Collected data
========================================
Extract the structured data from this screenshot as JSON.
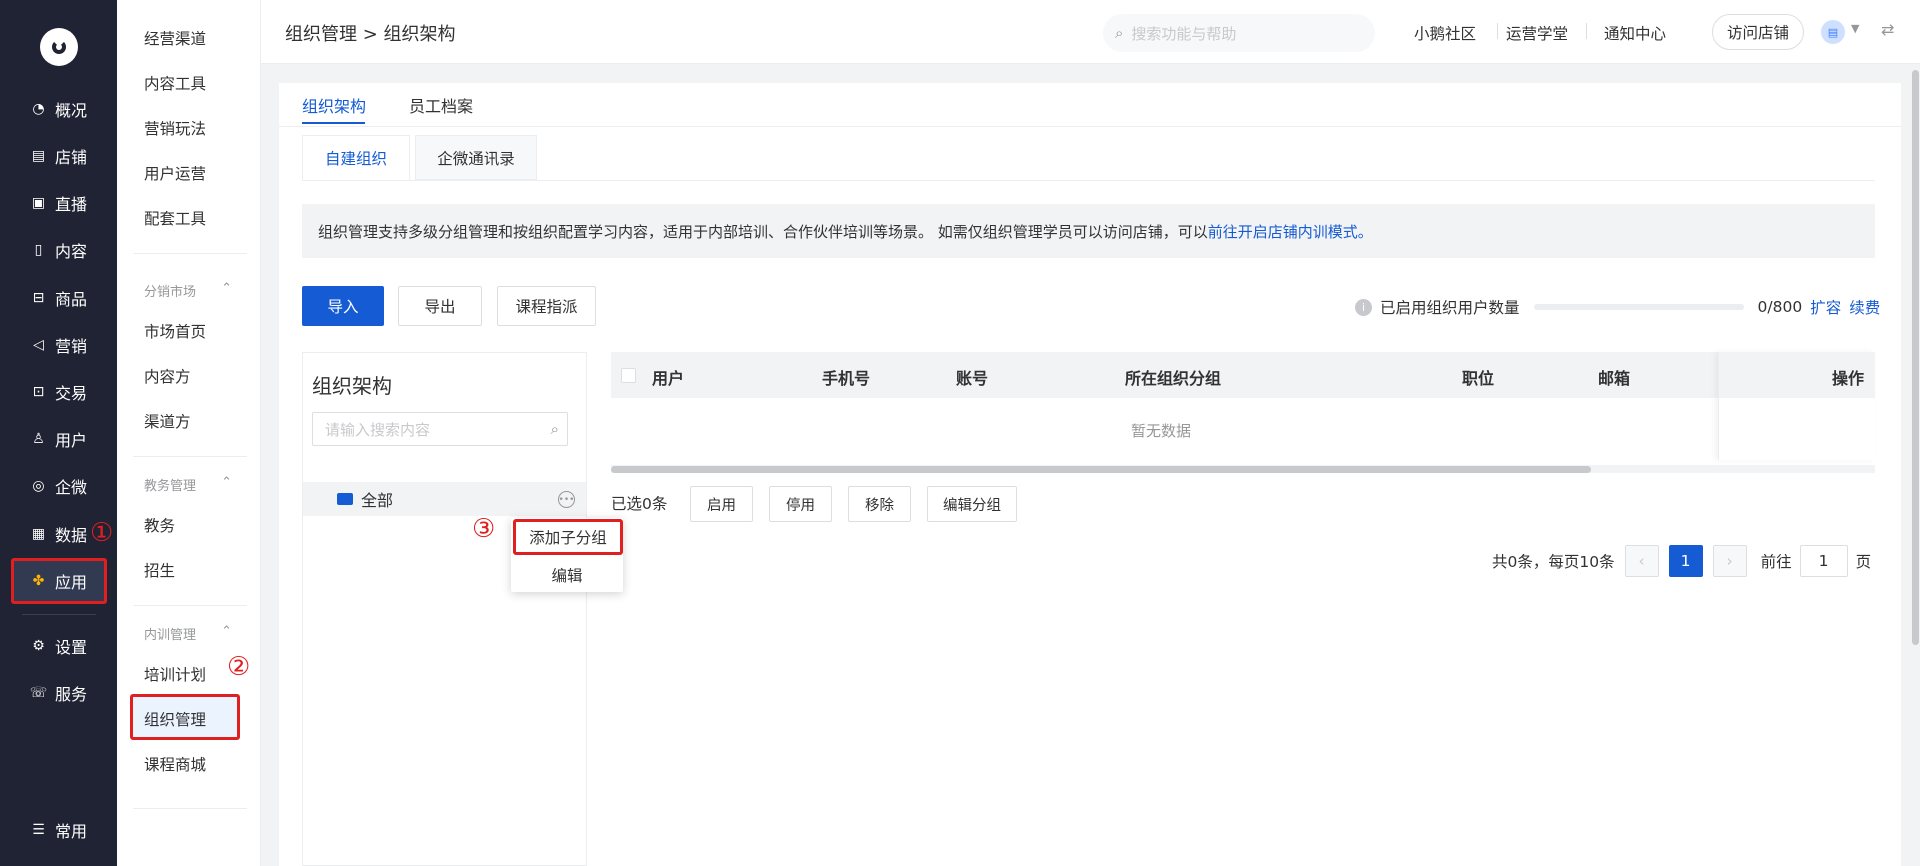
{
  "nav_primary": [
    {
      "label": "概况",
      "icon": "chart-pie-icon"
    },
    {
      "label": "店铺",
      "icon": "store-icon"
    },
    {
      "label": "直播",
      "icon": "live-icon"
    },
    {
      "label": "内容",
      "icon": "document-icon"
    },
    {
      "label": "商品",
      "icon": "goods-icon"
    },
    {
      "label": "营销",
      "icon": "megaphone-icon"
    },
    {
      "label": "交易",
      "icon": "trade-icon"
    },
    {
      "label": "用户",
      "icon": "user-icon"
    },
    {
      "label": "企微",
      "icon": "chat-icon"
    },
    {
      "label": "数据",
      "icon": "data-icon"
    },
    {
      "label": "应用",
      "icon": "apps-icon"
    },
    {
      "label": "设置",
      "icon": "gear-icon"
    },
    {
      "label": "服务",
      "icon": "service-icon"
    },
    {
      "label": "常用",
      "icon": "list-icon"
    }
  ],
  "nav_secondary": {
    "items_top": [
      "经营渠道",
      "内容工具",
      "营销玩法",
      "用户运营",
      "配套工具"
    ],
    "group1": {
      "title": "分销市场",
      "items": [
        "市场首页",
        "内容方",
        "渠道方"
      ]
    },
    "group2": {
      "title": "教务管理",
      "items": [
        "教务",
        "招生"
      ]
    },
    "group3": {
      "title": "内训管理",
      "items": [
        "培训计划",
        "组织管理",
        "课程商城"
      ]
    }
  },
  "header": {
    "breadcrumb": "组织管理 > 组织架构",
    "search_placeholder": "搜索功能与帮助",
    "links": [
      "小鹅社区",
      "运营学堂",
      "通知中心"
    ],
    "visit_store": "访问店铺"
  },
  "tabs": [
    "组织架构",
    "员工档案"
  ],
  "subtabs": [
    "自建组织",
    "企微通讯录"
  ],
  "notice": {
    "text": "组织管理支持多级分组管理和按组织配置学习内容，适用于内部培训、合作伙伴培训等场景。 如需仅组织管理学员可以访问店铺，可以 ",
    "link": "前往开启店铺内训模式。"
  },
  "toolbar": {
    "import": "导入",
    "export": "导出",
    "assign": "课程指派"
  },
  "quota": {
    "label": "已启用组织用户数量",
    "value": "0/800",
    "used": 0,
    "total": 800,
    "expand": "扩容",
    "renew": "续费"
  },
  "tree": {
    "title": "组织架构",
    "search_placeholder": "请输入搜索内容",
    "root": "全部",
    "menu_add": "添加子分组",
    "menu_edit": "编辑"
  },
  "table": {
    "columns": [
      "用户",
      "手机号",
      "账号",
      "所在组织分组",
      "职位",
      "邮箱",
      "操作"
    ],
    "empty": "暂无数据",
    "selected": "已选0条",
    "actions": [
      "启用",
      "停用",
      "移除",
      "编辑分组"
    ]
  },
  "pager": {
    "summary": "共0条，每页10条",
    "current": "1",
    "goto_label": "前往",
    "goto_value": "1",
    "page_unit": "页"
  },
  "markers": [
    "①",
    "②",
    "③"
  ],
  "colors": {
    "primary": "#155bd4",
    "highlight": "#e02020",
    "nav_bg": "#1f2333"
  }
}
========================================
* [EXERCISE DESCRIPTION]: Print every entry exactly as written, without the pictures.

* [WRITTEN REPLY]:
Extract the structured data from this screenshot as JSON.
{
  "nav_primary": [
    {
      "label": "概况",
      "icon": "chart-pie-icon"
    },
    {
      "label": "店铺",
      "icon": "store-icon"
    },
    {
      "label": "直播",
      "icon": "live-icon"
    },
    {
      "label": "内容",
      "icon": "document-icon"
    },
    {
      "label": "商品",
      "icon": "goods-icon"
    },
    {
      "label": "营销",
      "icon": "megaphone-icon"
    },
    {
      "label": "交易",
      "icon": "trade-icon"
    },
    {
      "label": "用户",
      "icon": "user-icon"
    },
    {
      "label": "企微",
      "icon": "chat-icon"
    },
    {
      "label": "数据",
      "icon": "data-icon"
    },
    {
      "label": "应用",
      "icon": "apps-icon"
    },
    {
      "label": "设置",
      "icon": "gear-icon"
    },
    {
      "label": "服务",
      "icon": "service-icon"
    },
    {
      "label": "常用",
      "icon": "list-icon"
    }
  ],
  "nav_secondary": {
    "items_top": [
      "经营渠道",
      "内容工具",
      "营销玩法",
      "用户运营",
      "配套工具"
    ],
    "group1": {
      "title": "分销市场",
      "items": [
        "市场首页",
        "内容方",
        "渠道方"
      ]
    },
    "group2": {
      "title": "教务管理",
      "items": [
        "教务",
        "招生"
      ]
    },
    "group3": {
      "title": "内训管理",
      "items": [
        "培训计划",
        "组织管理",
        "课程商城"
      ]
    }
  },
  "header": {
    "breadcrumb": "组织管理 > 组织架构",
    "search_placeholder": "搜索功能与帮助",
    "links": [
      "小鹅社区",
      "运营学堂",
      "通知中心"
    ],
    "visit_store": "访问店铺"
  },
  "tabs": [
    "组织架构",
    "员工档案"
  ],
  "subtabs": [
    "自建组织",
    "企微通讯录"
  ],
  "notice": {
    "text": "组织管理支持多级分组管理和按组织配置学习内容，适用于内部培训、合作伙伴培训等场景。 如需仅组织管理学员可以访问店铺，可以 ",
    "link": "前往开启店铺内训模式。"
  },
  "toolbar": {
    "import": "导入",
    "export": "导出",
    "assign": "课程指派"
  },
  "quota": {
    "label": "已启用组织用户数量",
    "value": "0/800",
    "used": 0,
    "total": 800,
    "expand": "扩容",
    "renew": "续费"
  },
  "tree": {
    "title": "组织架构",
    "search_placeholder": "请输入搜索内容",
    "root": "全部",
    "menu_add": "添加子分组",
    "menu_edit": "编辑"
  },
  "table": {
    "columns": [
      "用户",
      "手机号",
      "账号",
      "所在组织分组",
      "职位",
      "邮箱",
      "操作"
    ],
    "empty": "暂无数据",
    "selected": "已选0条",
    "actions": [
      "启用",
      "停用",
      "移除",
      "编辑分组"
    ]
  },
  "pager": {
    "summary": "共0条，每页10条",
    "current": "1",
    "goto_label": "前往",
    "goto_value": "1",
    "page_unit": "页"
  },
  "markers": [
    "①",
    "②",
    "③"
  ],
  "colors": {
    "primary": "#155bd4",
    "highlight": "#e02020",
    "nav_bg": "#1f2333"
  }
}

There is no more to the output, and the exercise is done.